> **Aim of the exercise**: Of the lines in the data below, count the ones holding the string "cinsel", and answer with that number only.

> **Exercise data**:
************

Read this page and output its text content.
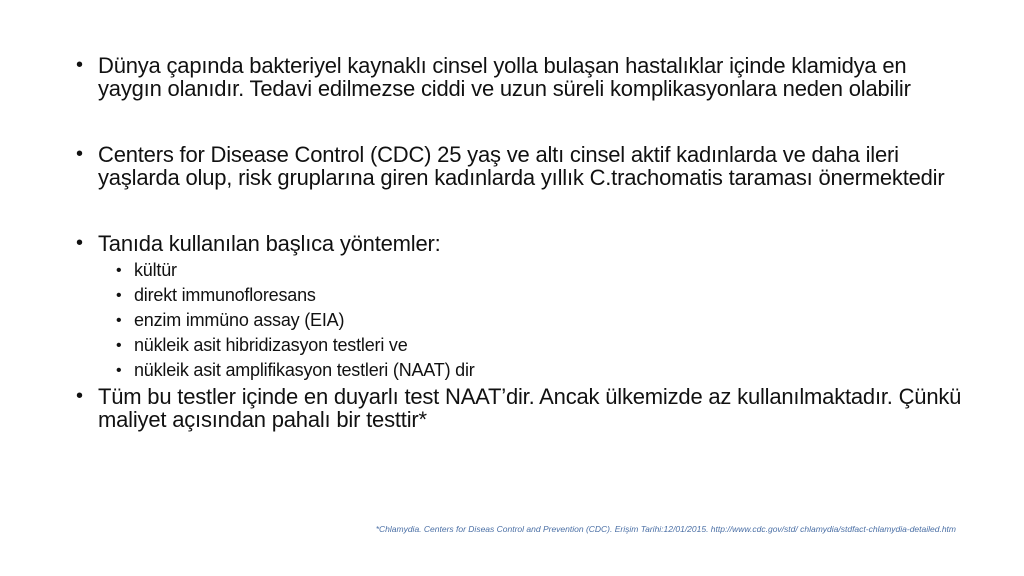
• Dünya çapında bakteriyel kaynaklı cinsel yolla bulaşan hastalıklar içinde klamidya en yaygın olanıdır. Tedavi edilmezse ciddi ve uzun süreli komplikasyonlara neden olabilir
• Centers for Disease Control (CDC) 25 yaş ve altı cinsel aktif kadınlarda ve daha ileri yaşlarda olup, risk gruplarına giren kadınlarda yıllık C.trachomatis taraması önermektedir
• Tanıda kullanılan başlıca yöntemler:
• kültür
• direkt immunofloresans
• enzim immüno assay (EIA)
• nükleik asit hibridizasyon testleri ve
• nükleik asit amplifikasyon testleri (NAAT) dir
• Tüm bu testler içinde en duyarlı test NAAT’dir. Ancak ülkemizde az kullanılmaktadır. Çünkü maliyet açısından pahalı bir testtir*
*Chlamydia. Centers for Diseas Control and Prevention (CDC). Erişim Tarihi:12/01/2015. http://www.cdc.gov/std/ chlamydia/stdfact-chlamydia-detailed.htm
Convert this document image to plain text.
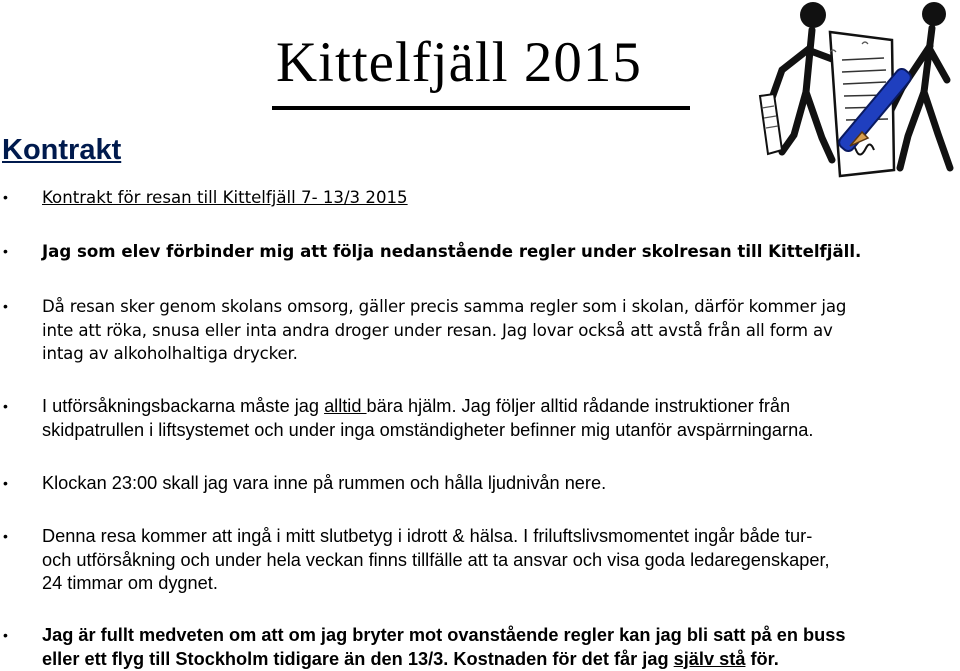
Kittelfjäll 2015
Kontrakt
• Kontrakt för resan till Kittelfjäll 7- 13/3 2015
• Jag som elev förbinder mig att följa nedanstående regler under skolresan till Kittelfjäll.
• Då resan sker genom skolans omsorg, gäller precis samma regler som i skolan, därför kommer jag
inte att röka, snusa eller inta andra droger under resan. Jag lovar också att avstå från all form av
intag av alkoholhaltiga drycker.
• I utförsåkningsbackarna måste jag alltid bära hjälm. Jag följer alltid rådande instruktioner från
skidpatrullen i liftsystemet och under inga omständigheter befinner mig utanför avspärrningarna.
• Klockan 23:00 skall jag vara inne på rummen och hålla ljudnivån nere.
• Denna resa kommer att ingå i mitt slutbetyg i idrott & hälsa. I friluftslivsmomentet ingår både tur-
och utförsåkning och under hela veckan finns tillfälle att ta ansvar och visa goda ledaregenskaper,
24 timmar om dygnet.
• Jag är fullt medveten om att om jag bryter mot ovanstående regler kan jag bli satt på en buss
eller ett flyg till Stockholm tidigare än den 13/3. Kostnaden för det får jag själv stå för.
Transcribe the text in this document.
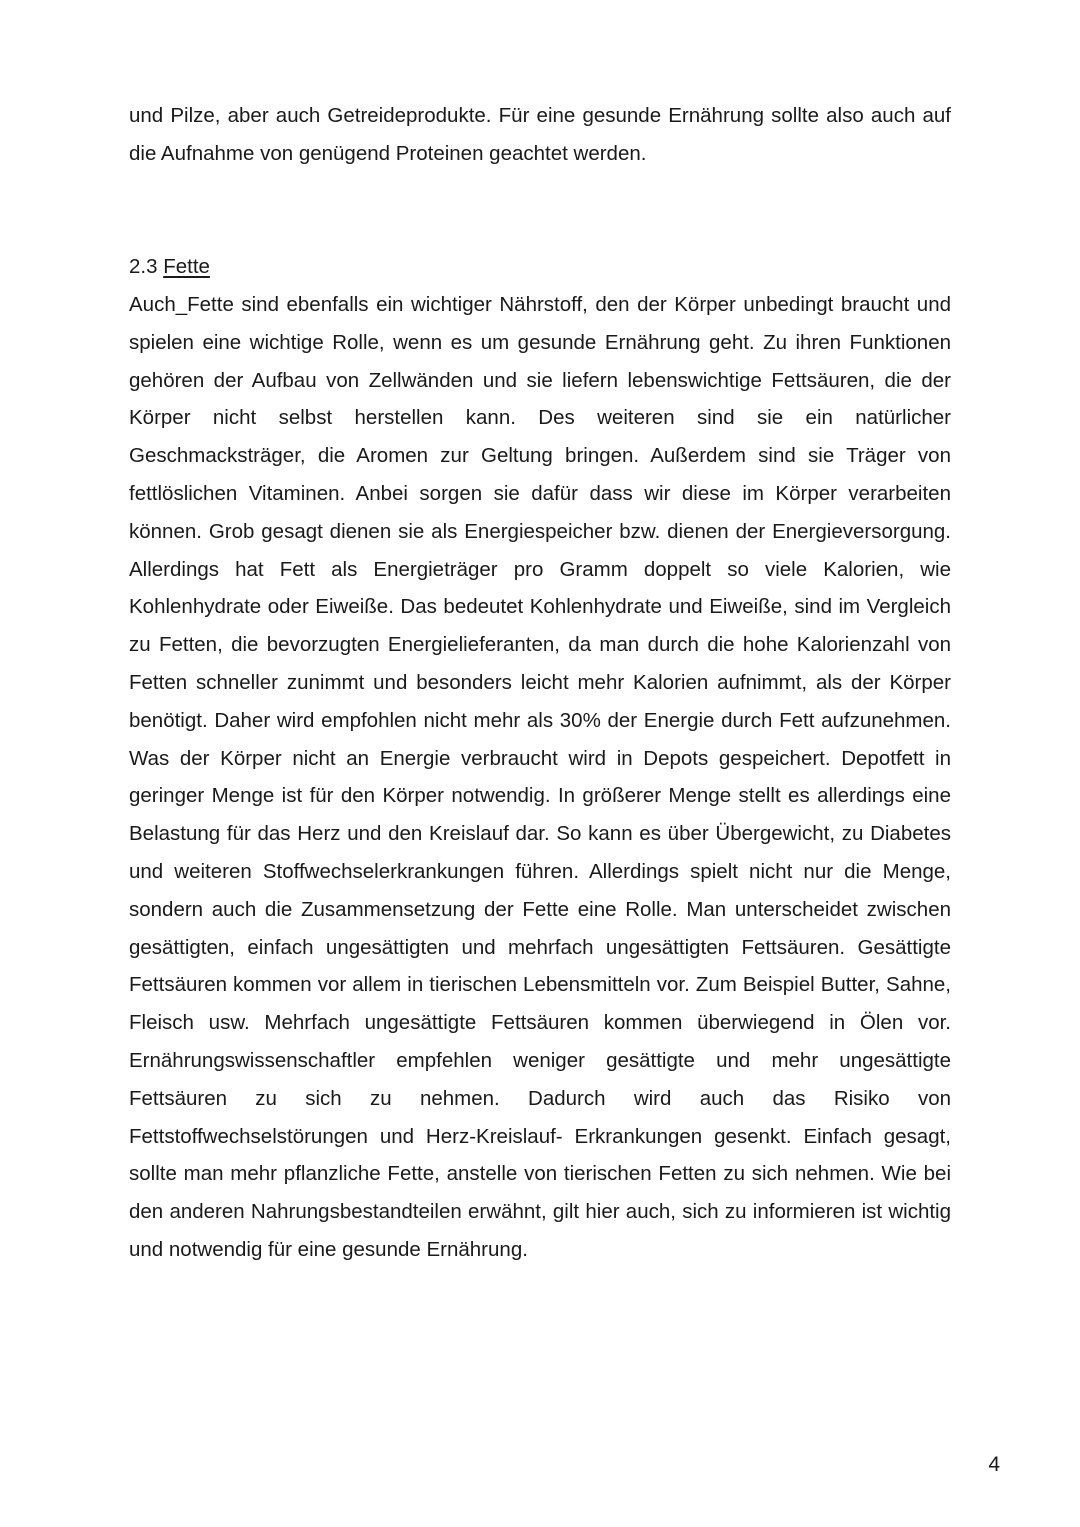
und Pilze, aber auch Getreideprodukte. Für eine gesunde Ernährung sollte also auch auf die Aufnahme von genügend Proteinen geachtet werden.

2.3 Fette

Auch_Fette sind ebenfalls ein wichtiger Nährstoff, den der Körper unbedingt braucht und spielen eine wichtige Rolle, wenn es um gesunde Ernährung geht. Zu ihren Funktionen gehören der Aufbau von Zellwänden und sie liefern lebenswichtige Fettsäuren, die der Körper nicht selbst herstellen kann. Des weiteren sind sie ein natürlicher Geschmacksträger, die Aromen zur Geltung bringen. Außerdem sind sie Träger von fettlöslichen Vitaminen. Anbei sorgen sie dafür dass wir diese im Körper verarbeiten können. Grob gesagt dienen sie als Energiespeicher bzw. dienen der Energieversorgung. Allerdings hat Fett als Energieträger pro Gramm doppelt so viele Kalorien, wie Kohlenhydrate oder Eiweiße. Das bedeutet Kohlenhydrate und Eiweiße, sind im Vergleich zu Fetten, die bevorzugten Energielieferanten, da man durch die hohe Kalorienzahl von Fetten schneller zunimmt und besonders leicht mehr Kalorien aufnimmt, als der Körper benötigt. Daher wird empfohlen nicht mehr als 30% der Energie durch Fett aufzunehmen. Was der Körper nicht an Energie verbraucht wird in Depots gespeichert. Depotfett in geringer Menge ist für den Körper notwendig. In größerer Menge stellt es allerdings eine Belastung für das Herz und den Kreislauf dar. So kann es über Übergewicht, zu Diabetes und weiteren Stoffwechselerkrankungen führen. Allerdings spielt nicht nur die Menge, sondern auch die Zusammensetzung der Fette eine Rolle. Man unterscheidet zwischen gesättigten, einfach ungesättigten und mehrfach ungesättigten Fettsäuren. Gesättigte Fettsäuren kommen vor allem in tierischen Lebensmitteln vor. Zum Beispiel Butter, Sahne, Fleisch usw. Mehrfach ungesättigte Fettsäuren kommen überwiegend in Ölen vor. Ernährungswissenschaftler empfehlen weniger gesättigte und mehr ungesättigte Fettsäuren zu sich zu nehmen. Dadurch wird auch das Risiko von Fettstoffwechselstörungen und Herz-Kreislauf- Erkrankungen gesenkt. Einfach gesagt, sollte man mehr pflanzliche Fette, anstelle von tierischen Fetten zu sich nehmen. Wie bei den anderen Nahrungsbestandteilen erwähnt, gilt hier auch, sich zu informieren ist wichtig und notwendig für eine gesunde Ernährung.

4
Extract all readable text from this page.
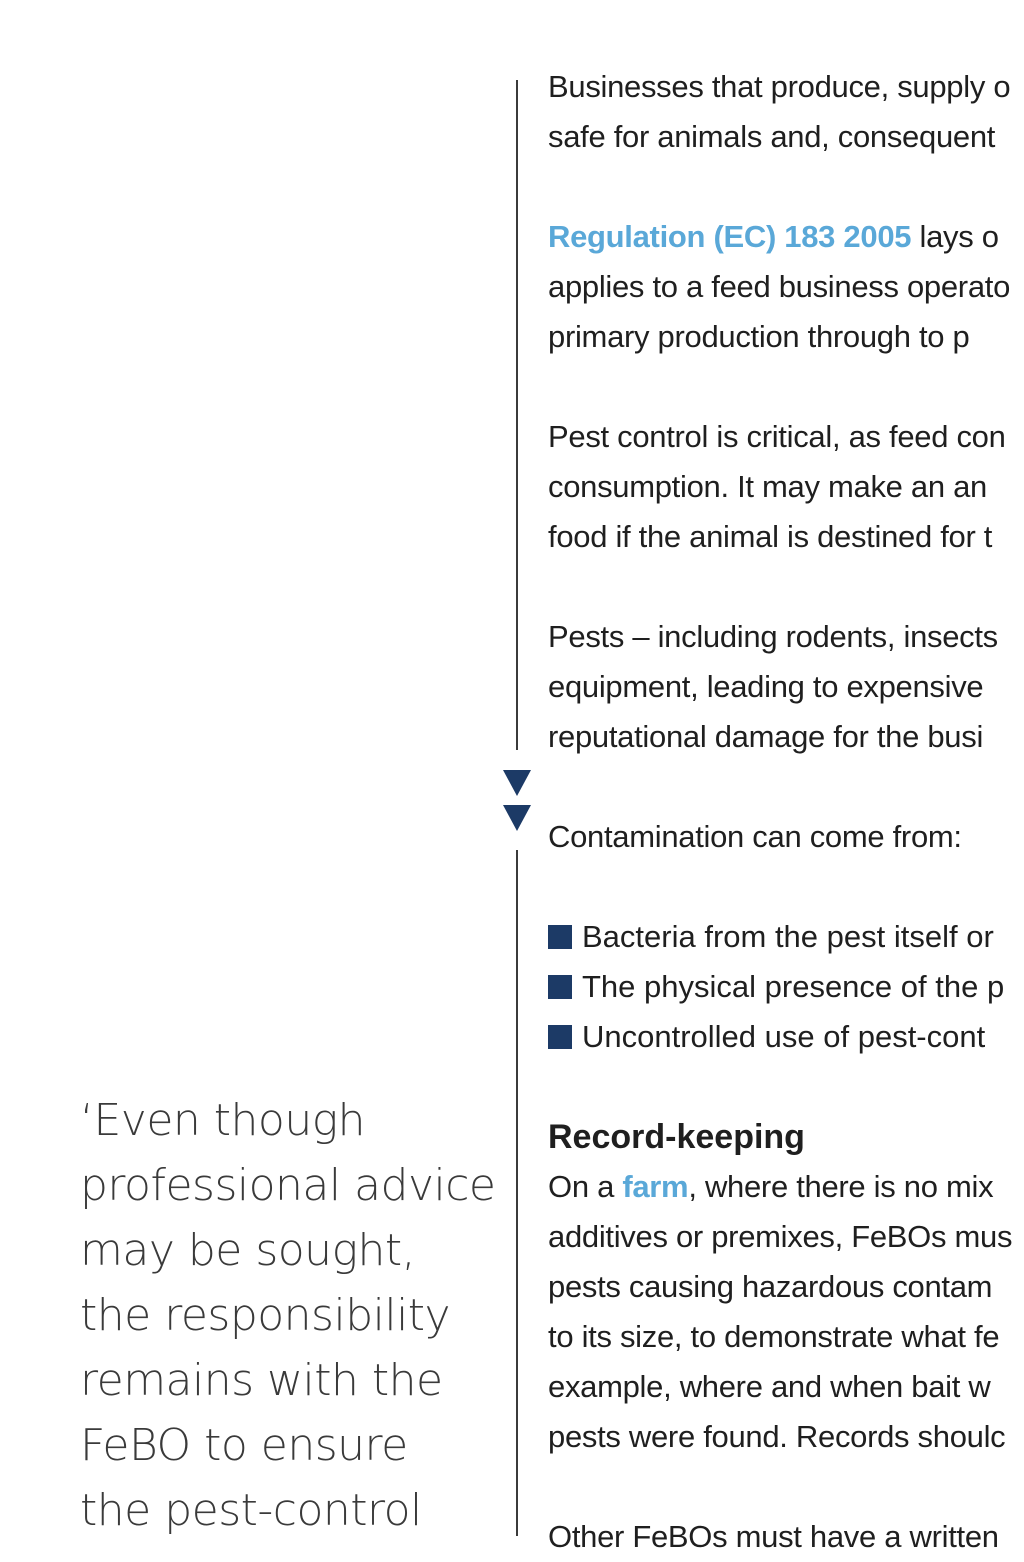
Businesses that produce, supply o
safe for animals and, consequent
Regulation (EC) 183 2005 lays o
applies to a feed business operato
primary production through to p
Pest control is critical, as feed con
consumption. It may make an an
food if the animal is destined for t
Pests – including rodents, insects
equipment, leading to expensive
reputational damage for the busi
Contamination can come from:
Bacteria from the pest itself or
The physical presence of the p
Uncontrolled use of pest-cont
Record-keeping
On a farm, where there is no mix
additives or premixes, FeBOs mus
pests causing hazardous contam
to its size, to demonstrate what fe
example, where and when bait w
pests were found. Records shoulc
Other FeBOs must have a written
‘Even though
professional advice
may be sought,
the responsibility
remains with the
FeBO to ensure
the pest-control
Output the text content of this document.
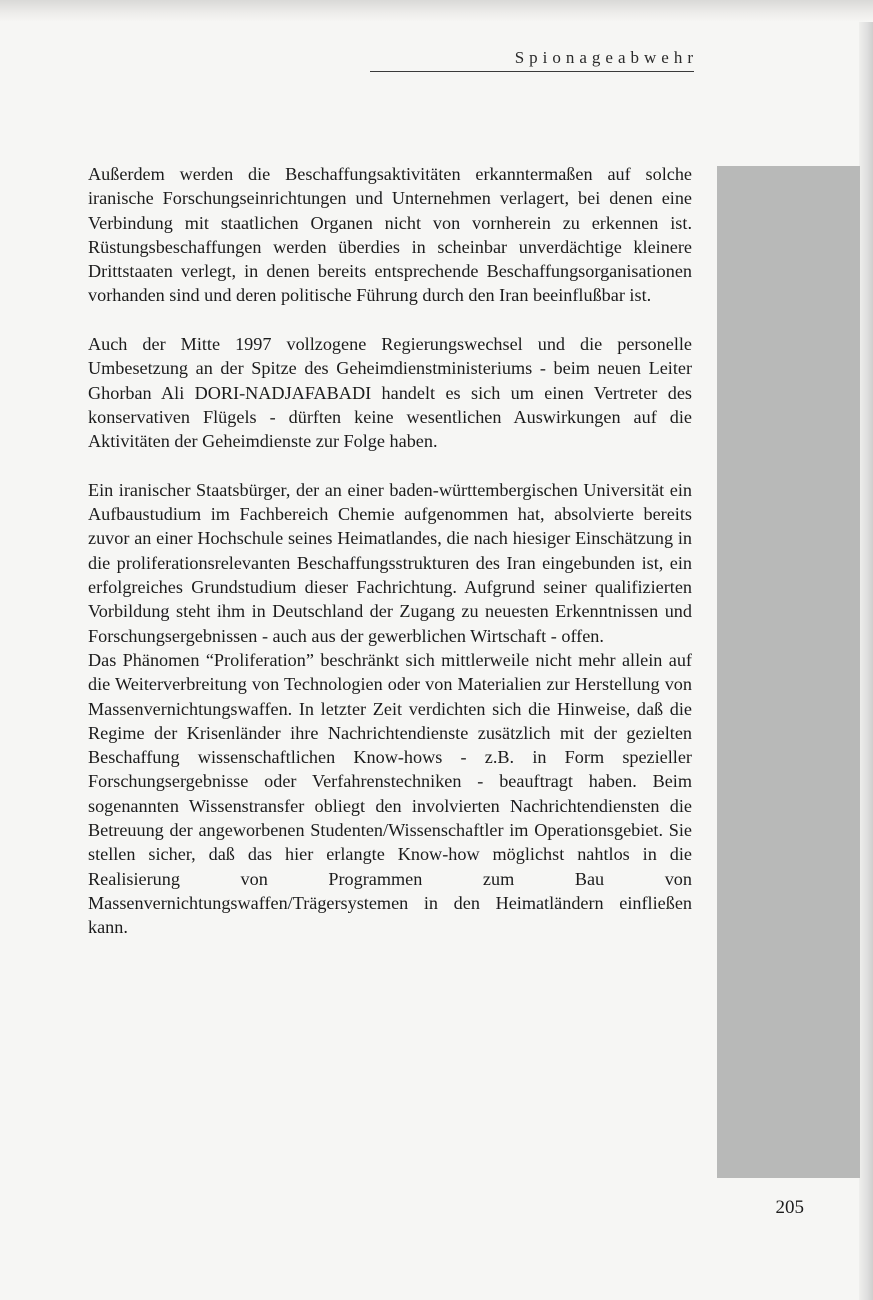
Spionageabwehr

Außerdem werden die Beschaffungsaktivitäten erkanntermaßen auf solche iranische Forschungseinrichtungen und Unternehmen verlagert, bei denen eine Verbindung mit staatlichen Organen nicht von vornherein zu erkennen ist. Rüstungsbeschaffungen werden überdies in scheinbar unverdächtige kleinere Drittstaaten verlegt, in denen bereits entsprechende Beschaffungsorganisationen vorhanden sind und deren politische Führung durch den Iran beeinflußbar ist.

Auch der Mitte 1997 vollzogene Regierungswechsel und die personelle Umbesetzung an der Spitze des Geheimdienstministeriums - beim neuen Leiter Ghorban Ali DORI-NADJAFABADI handelt es sich um einen Vertreter des konservativen Flügels - dürften keine wesentlichen Auswirkungen auf die Aktivitäten der Geheimdienste zur Folge haben.

Ein iranischer Staatsbürger, der an einer baden-württembergischen Universität ein Aufbaustudium im Fachbereich Chemie aufgenommen hat, absolvierte bereits zuvor an einer Hochschule seines Heimatlandes, die nach hiesiger Einschätzung in die proliferationsrelevanten Beschaffungsstrukturen des Iran eingebunden ist, ein erfolgreiches Grundstudium dieser Fachrichtung. Aufgrund seiner qualifizierten Vorbildung steht ihm in Deutschland der Zugang zu neuesten Erkenntnissen und Forschungsergebnissen - auch aus der gewerblichen Wirtschaft - offen.

Das Phänomen “Proliferation” beschränkt sich mittlerweile nicht mehr allein auf die Weiterverbreitung von Technologien oder von Materialien zur Herstellung von Massenvernichtungswaffen. In letzter Zeit verdichten sich die Hinweise, daß die Regime der Krisenländer ihre Nachrichtendienste zusätzlich mit der gezielten Beschaffung wissenschaftlichen Know-hows - z.B. in Form spezieller Forschungsergebnisse oder Verfahrenstechniken - beauftragt haben. Beim sogenannten Wissenstransfer obliegt den involvierten Nachrichtendiensten die Betreuung der angeworbenen Studenten/Wissenschaftler im Operationsgebiet. Sie stellen sicher, daß das hier erlangte Know-how möglichst nahtlos in die Realisierung von Programmen zum Bau von Massenvernichtungswaffen/Trägersystemen in den Heimatländern einfließen kann.

205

************

> **Answer for the task**: 2